▸ **Task details**:
Output the entries verbatim, including every line.

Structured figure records
──────

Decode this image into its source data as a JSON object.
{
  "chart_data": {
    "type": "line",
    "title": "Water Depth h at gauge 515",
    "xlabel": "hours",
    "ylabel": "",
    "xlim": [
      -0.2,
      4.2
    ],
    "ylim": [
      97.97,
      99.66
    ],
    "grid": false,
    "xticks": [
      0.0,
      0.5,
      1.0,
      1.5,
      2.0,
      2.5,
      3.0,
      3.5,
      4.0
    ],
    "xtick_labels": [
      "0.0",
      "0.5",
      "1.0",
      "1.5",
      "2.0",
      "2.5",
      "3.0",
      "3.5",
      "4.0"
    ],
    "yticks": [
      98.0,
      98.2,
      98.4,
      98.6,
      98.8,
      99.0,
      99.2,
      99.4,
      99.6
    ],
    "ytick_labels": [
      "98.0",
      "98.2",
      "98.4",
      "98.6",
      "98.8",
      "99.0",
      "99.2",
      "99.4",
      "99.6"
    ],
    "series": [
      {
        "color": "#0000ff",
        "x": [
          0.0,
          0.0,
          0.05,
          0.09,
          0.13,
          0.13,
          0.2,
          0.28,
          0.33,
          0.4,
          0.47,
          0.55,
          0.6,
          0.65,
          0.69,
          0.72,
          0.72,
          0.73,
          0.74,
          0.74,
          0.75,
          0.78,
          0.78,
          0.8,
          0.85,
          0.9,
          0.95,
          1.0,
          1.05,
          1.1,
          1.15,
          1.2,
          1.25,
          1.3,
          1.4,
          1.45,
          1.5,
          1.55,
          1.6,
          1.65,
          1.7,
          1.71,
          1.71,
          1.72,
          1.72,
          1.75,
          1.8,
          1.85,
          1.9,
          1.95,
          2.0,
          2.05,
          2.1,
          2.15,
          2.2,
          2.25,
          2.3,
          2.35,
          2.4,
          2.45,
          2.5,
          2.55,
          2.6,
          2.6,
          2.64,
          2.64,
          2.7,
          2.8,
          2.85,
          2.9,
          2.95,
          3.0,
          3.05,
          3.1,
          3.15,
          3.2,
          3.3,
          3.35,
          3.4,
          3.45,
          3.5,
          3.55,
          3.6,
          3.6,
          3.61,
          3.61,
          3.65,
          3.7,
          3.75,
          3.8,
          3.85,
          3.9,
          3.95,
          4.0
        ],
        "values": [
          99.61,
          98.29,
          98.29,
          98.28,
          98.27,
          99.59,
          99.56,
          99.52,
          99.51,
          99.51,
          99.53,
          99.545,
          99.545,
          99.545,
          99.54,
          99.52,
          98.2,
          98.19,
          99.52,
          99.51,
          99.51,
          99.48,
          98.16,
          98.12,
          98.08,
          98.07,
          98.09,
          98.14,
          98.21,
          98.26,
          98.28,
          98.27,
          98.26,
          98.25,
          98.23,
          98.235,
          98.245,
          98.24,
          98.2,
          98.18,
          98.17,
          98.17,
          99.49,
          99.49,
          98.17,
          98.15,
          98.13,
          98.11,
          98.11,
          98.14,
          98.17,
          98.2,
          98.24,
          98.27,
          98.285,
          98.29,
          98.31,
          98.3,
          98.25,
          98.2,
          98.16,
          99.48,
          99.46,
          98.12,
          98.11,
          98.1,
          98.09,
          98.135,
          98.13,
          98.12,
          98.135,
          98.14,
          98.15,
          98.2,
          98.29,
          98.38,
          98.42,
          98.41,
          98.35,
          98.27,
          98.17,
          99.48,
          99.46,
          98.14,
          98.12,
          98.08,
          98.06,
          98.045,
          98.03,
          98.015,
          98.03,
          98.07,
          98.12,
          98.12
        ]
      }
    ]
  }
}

──────

▸ **Output for this exercise**:
Decode this image into its source data as a JSON object.
{
  "chart_data": {
    "type": "line",
    "title": "Water Depth h at gauge 515",
    "xlabel": "hours",
    "ylabel": "",
    "xlim": [
      -0.2,
      4.2
    ],
    "ylim": [
      97.97,
      99.66
    ],
    "grid": false,
    "xticks": [
      0.0,
      0.5,
      1.0,
      1.5,
      2.0,
      2.5,
      3.0,
      3.5,
      4.0
    ],
    "xtick_labels": [
      "0.0",
      "0.5",
      "1.0",
      "1.5",
      "2.0",
      "2.5",
      "3.0",
      "3.5",
      "4.0"
    ],
    "yticks": [
      98.0,
      98.2,
      98.4,
      98.6,
      98.8,
      99.0,
      99.2,
      99.4,
      99.6
    ],
    "ytick_labels": [
      "98.0",
      "98.2",
      "98.4",
      "98.6",
      "98.8",
      "99.0",
      "99.2",
      "99.4",
      "99.6"
    ],
    "series": [
      {
        "color": "#0000ff",
        "x": [
          0.0,
          0.0,
          0.05,
          0.09,
          0.13,
          0.13,
          0.2,
          0.28,
          0.33,
          0.4,
          0.47,
          0.55,
          0.6,
          0.65,
          0.69,
          0.72,
          0.72,
          0.73,
          0.74,
          0.74,
          0.75,
          0.78,
          0.78,
          0.8,
          0.85,
          0.9,
          0.95,
          1.0,
          1.05,
          1.1,
          1.15,
          1.2,
          1.25,
          1.3,
          1.4,
          1.45,
          1.5,
          1.55,
          1.6,
          1.65,
          1.7,
          1.71,
          1.71,
          1.72,
          1.72,
          1.75,
          1.8,
          1.85,
          1.9,
          1.95,
          2.0,
          2.05,
          2.1,
          2.15,
          2.2,
          2.25,
          2.3,
          2.35,
          2.4,
          2.45,
          2.5,
          2.55,
          2.6,
          2.6,
          2.64,
          2.64,
          2.7,
          2.8,
          2.85,
          2.9,
          2.95,
          3.0,
          3.05,
          3.1,
          3.15,
          3.2,
          3.3,
          3.35,
          3.4,
          3.45,
          3.5,
          3.55,
          3.6,
          3.6,
          3.61,
          3.61,
          3.65,
          3.7,
          3.75,
          3.8,
          3.85,
          3.9,
          3.95,
          4.0
        ],
        "values": [
          99.61,
          98.29,
          98.29,
          98.28,
          98.27,
          99.59,
          99.56,
          99.52,
          99.51,
          99.51,
          99.53,
          99.545,
          99.545,
          99.545,
          99.54,
          99.52,
          98.2,
          98.19,
          99.52,
          99.51,
          99.51,
          99.48,
          98.16,
          98.12,
          98.08,
          98.07,
          98.09,
          98.14,
          98.21,
          98.26,
          98.28,
          98.27,
          98.26,
          98.25,
          98.23,
          98.235,
          98.245,
          98.24,
          98.2,
          98.18,
          98.17,
          98.17,
          99.49,
          99.49,
          98.17,
          98.15,
          98.13,
          98.11,
          98.11,
          98.14,
          98.17,
          98.2,
          98.24,
          98.27,
          98.285,
          98.29,
          98.31,
          98.3,
          98.25,
          98.2,
          98.16,
          99.48,
          99.46,
          98.12,
          98.11,
          98.1,
          98.09,
          98.135,
          98.13,
          98.12,
          98.135,
          98.14,
          98.15,
          98.2,
          98.29,
          98.38,
          98.42,
          98.41,
          98.35,
          98.27,
          98.17,
          99.48,
          99.46,
          98.14,
          98.12,
          98.08,
          98.06,
          98.045,
          98.03,
          98.015,
          98.03,
          98.07,
          98.12,
          98.12
        ]
      }
    ]
  }
}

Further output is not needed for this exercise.